PROBLEM REQUIREMENTS: Copy every record below, exactly as written.

------------------------

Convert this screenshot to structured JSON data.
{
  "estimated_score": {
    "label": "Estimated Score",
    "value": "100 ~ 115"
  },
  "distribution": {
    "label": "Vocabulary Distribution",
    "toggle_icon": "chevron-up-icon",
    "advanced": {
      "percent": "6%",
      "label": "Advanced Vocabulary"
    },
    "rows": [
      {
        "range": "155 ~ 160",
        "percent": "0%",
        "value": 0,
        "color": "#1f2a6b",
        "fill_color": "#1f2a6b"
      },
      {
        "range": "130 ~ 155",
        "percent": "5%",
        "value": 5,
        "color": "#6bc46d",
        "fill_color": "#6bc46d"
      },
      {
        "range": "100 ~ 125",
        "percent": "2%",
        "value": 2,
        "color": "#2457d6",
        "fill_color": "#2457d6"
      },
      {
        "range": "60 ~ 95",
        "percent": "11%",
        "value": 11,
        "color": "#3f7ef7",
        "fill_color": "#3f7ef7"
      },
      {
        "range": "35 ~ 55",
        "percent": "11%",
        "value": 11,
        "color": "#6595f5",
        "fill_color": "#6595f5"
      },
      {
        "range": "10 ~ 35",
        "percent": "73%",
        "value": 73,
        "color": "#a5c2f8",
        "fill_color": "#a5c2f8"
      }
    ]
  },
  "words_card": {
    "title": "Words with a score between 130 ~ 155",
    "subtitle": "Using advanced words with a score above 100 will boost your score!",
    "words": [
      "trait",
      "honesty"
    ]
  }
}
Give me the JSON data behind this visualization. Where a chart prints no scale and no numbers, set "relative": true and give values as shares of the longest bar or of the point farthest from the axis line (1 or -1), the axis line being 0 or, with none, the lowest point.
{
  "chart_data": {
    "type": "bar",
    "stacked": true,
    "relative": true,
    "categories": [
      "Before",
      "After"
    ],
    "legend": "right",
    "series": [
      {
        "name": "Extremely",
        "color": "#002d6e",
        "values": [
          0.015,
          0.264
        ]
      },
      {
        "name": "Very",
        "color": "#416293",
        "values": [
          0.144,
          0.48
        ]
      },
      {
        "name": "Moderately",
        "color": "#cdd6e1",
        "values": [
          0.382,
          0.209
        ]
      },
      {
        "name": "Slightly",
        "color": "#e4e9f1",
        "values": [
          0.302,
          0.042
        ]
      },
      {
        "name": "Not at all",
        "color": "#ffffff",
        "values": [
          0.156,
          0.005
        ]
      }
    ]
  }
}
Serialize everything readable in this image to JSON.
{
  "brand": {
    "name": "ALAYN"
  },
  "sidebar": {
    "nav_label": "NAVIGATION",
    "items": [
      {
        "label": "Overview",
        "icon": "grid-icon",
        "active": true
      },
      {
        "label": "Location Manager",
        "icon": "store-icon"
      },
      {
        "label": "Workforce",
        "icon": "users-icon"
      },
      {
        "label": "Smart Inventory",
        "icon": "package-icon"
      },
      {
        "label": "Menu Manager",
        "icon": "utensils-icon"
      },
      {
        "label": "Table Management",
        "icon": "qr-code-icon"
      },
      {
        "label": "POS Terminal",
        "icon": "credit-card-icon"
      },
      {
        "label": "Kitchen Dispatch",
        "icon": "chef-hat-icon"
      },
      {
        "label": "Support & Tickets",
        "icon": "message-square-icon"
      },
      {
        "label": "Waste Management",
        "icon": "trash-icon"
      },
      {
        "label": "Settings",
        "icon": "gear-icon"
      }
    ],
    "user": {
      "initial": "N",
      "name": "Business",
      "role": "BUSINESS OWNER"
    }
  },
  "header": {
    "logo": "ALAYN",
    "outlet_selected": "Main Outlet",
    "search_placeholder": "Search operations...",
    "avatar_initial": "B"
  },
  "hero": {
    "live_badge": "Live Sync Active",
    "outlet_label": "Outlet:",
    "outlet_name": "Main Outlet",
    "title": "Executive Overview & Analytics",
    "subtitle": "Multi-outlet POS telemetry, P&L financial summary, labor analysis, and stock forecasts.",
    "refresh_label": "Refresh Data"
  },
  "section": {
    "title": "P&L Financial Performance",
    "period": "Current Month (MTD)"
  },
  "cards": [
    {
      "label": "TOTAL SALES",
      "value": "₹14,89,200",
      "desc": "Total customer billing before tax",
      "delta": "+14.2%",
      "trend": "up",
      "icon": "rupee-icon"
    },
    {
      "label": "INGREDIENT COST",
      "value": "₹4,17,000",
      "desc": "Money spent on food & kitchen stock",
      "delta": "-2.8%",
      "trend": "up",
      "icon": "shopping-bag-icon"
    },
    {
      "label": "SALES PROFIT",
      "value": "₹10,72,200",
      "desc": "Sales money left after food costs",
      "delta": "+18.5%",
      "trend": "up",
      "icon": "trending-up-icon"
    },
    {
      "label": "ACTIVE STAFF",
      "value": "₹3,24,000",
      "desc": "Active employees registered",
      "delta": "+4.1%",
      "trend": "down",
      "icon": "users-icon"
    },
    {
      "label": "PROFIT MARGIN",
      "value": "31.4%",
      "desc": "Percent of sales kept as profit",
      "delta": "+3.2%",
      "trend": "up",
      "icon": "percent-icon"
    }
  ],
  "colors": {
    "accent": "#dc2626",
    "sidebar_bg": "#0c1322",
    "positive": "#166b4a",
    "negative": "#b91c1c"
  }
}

------------------------

REPLY:
Convert this screenshot to structured JSON data.
{
  "estimated_score": {
    "label": "Estimated Score",
    "value": "100 ~ 115"
  },
  "distribution": {
    "label": "Vocabulary Distribution",
    "toggle_icon": "chevron-up-icon",
    "advanced": {
      "percent": "6%",
      "label": "Advanced Vocabulary"
    },
    "rows": [
      {
        "range": "155 ~ 160",
        "percent": "0%",
        "value": 0,
        "color": "#1f2a6b",
        "fill_color": "#1f2a6b"
      },
      {
        "range": "130 ~ 155",
        "percent": "5%",
        "value": 5,
        "color": "#6bc46d",
        "fill_color": "#6bc46d"
      },
      {
        "range": "100 ~ 125",
        "percent": "2%",
        "value": 2,
        "color": "#2457d6",
        "fill_color": "#2457d6"
      },
      {
        "range": "60 ~ 95",
        "percent": "11%",
        "value": 11,
        "color": "#3f7ef7",
        "fill_color": "#3f7ef7"
      },
      {
        "range": "35 ~ 55",
        "percent": "11%",
        "value": 11,
        "color": "#6595f5",
        "fill_color": "#6595f5"
      },
      {
        "range": "10 ~ 35",
        "percent": "73%",
        "value": 73,
        "color": "#a5c2f8",
        "fill_color": "#a5c2f8"
      }
    ]
  },
  "words_card": {
    "title": "Words with a score between 130 ~ 155",
    "subtitle": "Using advanced words with a score above 100 will boost your score!",
    "words": [
      "trait",
      "honesty"
    ]
  }
}
Give me the JSON data behind this visualization. Where a chart prints no scale and no numbers, set "relative": true and give values as shares of the longest bar or of the point farthest from the axis line (1 or -1), the axis line being 0 or, with none, the lowest point.
{
  "chart_data": {
    "type": "bar",
    "stacked": true,
    "relative": true,
    "categories": [
      "Before",
      "After"
    ],
    "legend": "right",
    "series": [
      {
        "name": "Extremely",
        "color": "#002d6e",
        "values": [
          0.015,
          0.264
        ]
      },
      {
        "name": "Very",
        "color": "#416293",
        "values": [
          0.144,
          0.48
        ]
      },
      {
        "name": "Moderately",
        "color": "#cdd6e1",
        "values": [
          0.382,
          0.209
        ]
      },
      {
        "name": "Slightly",
        "color": "#e4e9f1",
        "values": [
          0.302,
          0.042
        ]
      },
      {
        "name": "Not at all",
        "color": "#ffffff",
        "values": [
          0.156,
          0.005
        ]
      }
    ]
  }
}
Serialize everything readable in this image to JSON.
{
  "brand": {
    "name": "ALAYN"
  },
  "sidebar": {
    "nav_label": "NAVIGATION",
    "items": [
      {
        "label": "Overview",
        "icon": "grid-icon",
        "active": true
      },
      {
        "label": "Location Manager",
        "icon": "store-icon"
      },
      {
        "label": "Workforce",
        "icon": "users-icon"
      },
      {
        "label": "Smart Inventory",
        "icon": "package-icon"
      },
      {
        "label": "Menu Manager",
        "icon": "utensils-icon"
      },
      {
        "label": "Table Management",
        "icon": "qr-code-icon"
      },
      {
        "label": "POS Terminal",
        "icon": "credit-card-icon"
      },
      {
        "label": "Kitchen Dispatch",
        "icon": "chef-hat-icon"
      },
      {
        "label": "Support & Tickets",
        "icon": "message-square-icon"
      },
      {
        "label": "Waste Management",
        "icon": "trash-icon"
      },
      {
        "label": "Settings",
        "icon": "gear-icon"
      }
    ],
    "user": {
      "initial": "N",
      "name": "Business",
      "role": "BUSINESS OWNER"
    }
  },
  "header": {
    "logo": "ALAYN",
    "outlet_selected": "Main Outlet",
    "search_placeholder": "Search operations...",
    "avatar_initial": "B"
  },
  "hero": {
    "live_badge": "Live Sync Active",
    "outlet_label": "Outlet:",
    "outlet_name": "Main Outlet",
    "title": "Executive Overview & Analytics",
    "subtitle": "Multi-outlet POS telemetry, P&L financial summary, labor analysis, and stock forecasts.",
    "refresh_label": "Refresh Data"
  },
  "section": {
    "title": "P&L Financial Performance",
    "period": "Current Month (MTD)"
  },
  "cards": [
    {
      "label": "TOTAL SALES",
      "value": "₹14,89,200",
      "desc": "Total customer billing before tax",
      "delta": "+14.2%",
      "trend": "up",
      "icon": "rupee-icon"
    },
    {
      "label": "INGREDIENT COST",
      "value": "₹4,17,000",
      "desc": "Money spent on food & kitchen stock",
      "delta": "-2.8%",
      "trend": "up",
      "icon": "shopping-bag-icon"
    },
    {
      "label": "SALES PROFIT",
      "value": "₹10,72,200",
      "desc": "Sales money left after food costs",
      "delta": "+18.5%",
      "trend": "up",
      "icon": "trending-up-icon"
    },
    {
      "label": "ACTIVE STAFF",
      "value": "₹3,24,000",
      "desc": "Active employees registered",
      "delta": "+4.1%",
      "trend": "down",
      "icon": "users-icon"
    },
    {
      "label": "PROFIT MARGIN",
      "value": "31.4%",
      "desc": "Percent of sales kept as profit",
      "delta": "+3.2%",
      "trend": "up",
      "icon": "percent-icon"
    }
  ],
  "colors": {
    "accent": "#dc2626",
    "sidebar_bg": "#0c1322",
    "positive": "#166b4a",
    "negative": "#b91c1c"
  }
}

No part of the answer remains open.